╔══

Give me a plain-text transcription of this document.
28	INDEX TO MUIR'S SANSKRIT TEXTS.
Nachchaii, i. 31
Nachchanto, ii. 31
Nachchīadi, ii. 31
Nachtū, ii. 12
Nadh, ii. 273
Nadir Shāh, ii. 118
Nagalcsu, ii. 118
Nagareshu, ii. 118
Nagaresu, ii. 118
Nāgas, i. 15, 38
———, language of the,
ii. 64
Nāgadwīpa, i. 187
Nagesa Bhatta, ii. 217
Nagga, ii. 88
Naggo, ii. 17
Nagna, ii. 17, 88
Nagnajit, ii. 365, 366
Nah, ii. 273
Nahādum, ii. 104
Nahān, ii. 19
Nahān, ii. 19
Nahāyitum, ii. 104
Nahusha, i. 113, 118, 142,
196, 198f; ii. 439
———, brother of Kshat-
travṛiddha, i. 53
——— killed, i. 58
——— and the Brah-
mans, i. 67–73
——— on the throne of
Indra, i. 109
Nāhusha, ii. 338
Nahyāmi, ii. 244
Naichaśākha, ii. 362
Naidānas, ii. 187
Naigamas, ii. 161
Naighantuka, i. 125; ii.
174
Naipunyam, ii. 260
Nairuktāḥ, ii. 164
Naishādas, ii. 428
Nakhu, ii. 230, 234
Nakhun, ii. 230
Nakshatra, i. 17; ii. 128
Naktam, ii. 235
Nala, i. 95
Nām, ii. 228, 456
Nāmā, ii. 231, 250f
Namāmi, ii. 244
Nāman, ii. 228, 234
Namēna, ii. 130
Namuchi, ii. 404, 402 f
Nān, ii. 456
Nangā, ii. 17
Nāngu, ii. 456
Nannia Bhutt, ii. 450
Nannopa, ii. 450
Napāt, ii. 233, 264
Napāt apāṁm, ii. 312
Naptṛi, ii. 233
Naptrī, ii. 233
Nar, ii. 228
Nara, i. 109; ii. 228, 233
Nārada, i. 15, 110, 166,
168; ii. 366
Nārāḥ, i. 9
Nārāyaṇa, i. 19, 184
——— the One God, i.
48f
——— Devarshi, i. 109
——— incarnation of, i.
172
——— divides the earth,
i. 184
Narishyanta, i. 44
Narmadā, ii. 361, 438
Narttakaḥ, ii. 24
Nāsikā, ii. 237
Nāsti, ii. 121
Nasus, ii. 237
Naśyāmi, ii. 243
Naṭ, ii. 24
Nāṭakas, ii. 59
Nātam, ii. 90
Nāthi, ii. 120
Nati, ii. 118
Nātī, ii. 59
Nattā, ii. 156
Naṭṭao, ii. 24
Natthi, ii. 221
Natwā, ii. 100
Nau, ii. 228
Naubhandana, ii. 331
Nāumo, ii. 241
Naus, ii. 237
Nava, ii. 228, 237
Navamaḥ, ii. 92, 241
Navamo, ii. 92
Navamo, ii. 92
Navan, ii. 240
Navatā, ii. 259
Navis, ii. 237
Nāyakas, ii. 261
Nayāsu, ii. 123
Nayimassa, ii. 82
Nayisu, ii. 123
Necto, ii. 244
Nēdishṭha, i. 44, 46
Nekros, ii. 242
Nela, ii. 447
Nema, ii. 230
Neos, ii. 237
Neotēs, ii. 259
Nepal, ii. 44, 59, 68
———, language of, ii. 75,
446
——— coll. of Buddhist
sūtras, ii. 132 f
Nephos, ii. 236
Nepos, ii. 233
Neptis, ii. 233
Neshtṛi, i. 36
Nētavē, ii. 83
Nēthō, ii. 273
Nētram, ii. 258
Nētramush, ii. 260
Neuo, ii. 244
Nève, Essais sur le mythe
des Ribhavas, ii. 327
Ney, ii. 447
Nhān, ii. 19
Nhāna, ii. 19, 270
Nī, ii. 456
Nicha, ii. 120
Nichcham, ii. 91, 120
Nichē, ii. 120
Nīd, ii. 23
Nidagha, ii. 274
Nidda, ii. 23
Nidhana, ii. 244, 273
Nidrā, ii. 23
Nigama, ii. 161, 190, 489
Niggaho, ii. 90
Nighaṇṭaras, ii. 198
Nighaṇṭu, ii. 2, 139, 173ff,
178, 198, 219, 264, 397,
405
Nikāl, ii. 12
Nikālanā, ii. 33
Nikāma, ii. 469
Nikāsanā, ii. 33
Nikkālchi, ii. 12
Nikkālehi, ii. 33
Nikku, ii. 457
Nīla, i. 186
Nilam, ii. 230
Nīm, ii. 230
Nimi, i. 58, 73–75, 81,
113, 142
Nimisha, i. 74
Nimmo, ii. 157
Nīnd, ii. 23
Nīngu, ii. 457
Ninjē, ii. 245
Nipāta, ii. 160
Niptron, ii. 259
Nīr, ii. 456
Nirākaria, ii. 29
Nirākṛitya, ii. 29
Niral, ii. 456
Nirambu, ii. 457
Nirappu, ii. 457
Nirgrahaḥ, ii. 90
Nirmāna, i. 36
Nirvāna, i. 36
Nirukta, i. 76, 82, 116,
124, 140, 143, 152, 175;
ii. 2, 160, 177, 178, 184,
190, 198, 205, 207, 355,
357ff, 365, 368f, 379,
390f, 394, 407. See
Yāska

╚══

Transcribe every entry exactly, omitting nothing.

Give me a plain-text transcription of this document.
28	INDEX TO MUIR'S SANSKRIT TEXTS.
Nachchaii, i. 31
Nachchanto, ii. 31
Nachchīadi, ii. 31
Nachtū, ii. 12
Nadh, ii. 273
Nadir Shāh, ii. 118
Nagalcsu, ii. 118
Nagareshu, ii. 118
Nagaresu, ii. 118
Nāgas, i. 15, 38
———, language of the,
ii. 64
Nāgadwīpa, i. 187
Nagesa Bhatta, ii. 217
Nagga, ii. 88
Naggo, ii. 17
Nagna, ii. 17, 88
Nagnajit, ii. 365, 366
Nah, ii. 273
Nahādum, ii. 104
Nahān, ii. 19
Nahān, ii. 19
Nahāyitum, ii. 104
Nahusha, i. 113, 118, 142,
196, 198f; ii. 439
———, brother of Kshat-
travṛiddha, i. 53
——— killed, i. 58
——— and the Brah-
mans, i. 67–73
——— on the throne of
Indra, i. 109
Nāhusha, ii. 338
Nahyāmi, ii. 244
Naichaśākha, ii. 362
Naidānas, ii. 187
Naigamas, ii. 161
Naighantuka, i. 125; ii.
174
Naipunyam, ii. 260
Nairuktāḥ, ii. 164
Naishādas, ii. 428
Nakhu, ii. 230, 234
Nakhun, ii. 230
Nakshatra, i. 17; ii. 128
Naktam, ii. 235
Nala, i. 95
Nām, ii. 228, 456
Nāmā, ii. 231, 250f
Namāmi, ii. 244
Nāman, ii. 228, 234
Namēna, ii. 130
Namuchi, ii. 404, 402 f
Nān, ii. 456
Nangā, ii. 17
Nāngu, ii. 456
Nannia Bhutt, ii. 450
Nannopa, ii. 450
Napāt, ii. 233, 264
Napāt apāṁm, ii. 312
Naptṛi, ii. 233
Naptrī, ii. 233
Nar, ii. 228
Nara, i. 109; ii. 228, 233
Nārada, i. 15, 110, 166,
168; ii. 366
Nārāḥ, i. 9
Nārāyaṇa, i. 19, 184
——— the One God, i.
48f
——— Devarshi, i. 109
——— incarnation of, i.
172
——— divides the earth,
i. 184
Narishyanta, i. 44
Narmadā, ii. 361, 438
Narttakaḥ, ii. 24
Nāsikā, ii. 237
Nāsti, ii. 121
Nasus, ii. 237
Naśyāmi, ii. 243
Naṭ, ii. 24
Nāṭakas, ii. 59
Nātam, ii. 90
Nāthi, ii. 120
Nati, ii. 118
Nātī, ii. 59
Nattā, ii. 156
Naṭṭao, ii. 24
Natthi, ii. 221
Natwā, ii. 100
Nau, ii. 228
Naubhandana, ii. 331
Nāumo, ii. 241
Naus, ii. 237
Nava, ii. 228, 237
Navamaḥ, ii. 92, 241
Navamo, ii. 92
Navamo, ii. 92
Navan, ii. 240
Navatā, ii. 259
Navis, ii. 237
Nāyakas, ii. 261
Nayāsu, ii. 123
Nayimassa, ii. 82
Nayisu, ii. 123
Necto, ii. 244
Nēdishṭha, i. 44, 46
Nekros, ii. 242
Nela, ii. 447
Nema, ii. 230
Neos, ii. 237
Neotēs, ii. 259
Nepal, ii. 44, 59, 68
———, language of, ii. 75,
446
——— coll. of Buddhist
sūtras, ii. 132 f
Nephos, ii. 236
Nepos, ii. 233
Neptis, ii. 233
Neshtṛi, i. 36
Nētavē, ii. 83
Nēthō, ii. 273
Nētram, ii. 258
Nētramush, ii. 260
Neuo, ii. 244
Nève, Essais sur le mythe
des Ribhavas, ii. 327
Ney, ii. 447
Nhān, ii. 19
Nhāna, ii. 19, 270
Nī, ii. 456
Nicha, ii. 120
Nichcham, ii. 91, 120
Nichē, ii. 120
Nīd, ii. 23
Nidagha, ii. 274
Nidda, ii. 23
Nidhana, ii. 244, 273
Nidrā, ii. 23
Nigama, ii. 161, 190, 489
Niggaho, ii. 90
Nighaṇṭaras, ii. 198
Nighaṇṭu, ii. 2, 139, 173ff,
178, 198, 219, 264, 397,
405
Nikāl, ii. 12
Nikālanā, ii. 33
Nikāma, ii. 469
Nikāsanā, ii. 33
Nikkālchi, ii. 12
Nikkālehi, ii. 33
Nikku, ii. 457
Nīla, i. 186
Nilam, ii. 230
Nīm, ii. 230
Nimi, i. 58, 73–75, 81,
113, 142
Nimisha, i. 74
Nimmo, ii. 157
Nīnd, ii. 23
Nīngu, ii. 457
Ninjē, ii. 245
Nipāta, ii. 160
Niptron, ii. 259
Nīr, ii. 456
Nirākaria, ii. 29
Nirākṛitya, ii. 29
Niral, ii. 456
Nirambu, ii. 457
Nirappu, ii. 457
Nirgrahaḥ, ii. 90
Nirmāna, i. 36
Nirvāna, i. 36
Nirukta, i. 76, 82, 116,
124, 140, 143, 152, 175;
ii. 2, 160, 177, 178, 184,
190, 198, 205, 207, 355,
357ff, 365, 368f, 379,
390f, 394, 407. See
Yāska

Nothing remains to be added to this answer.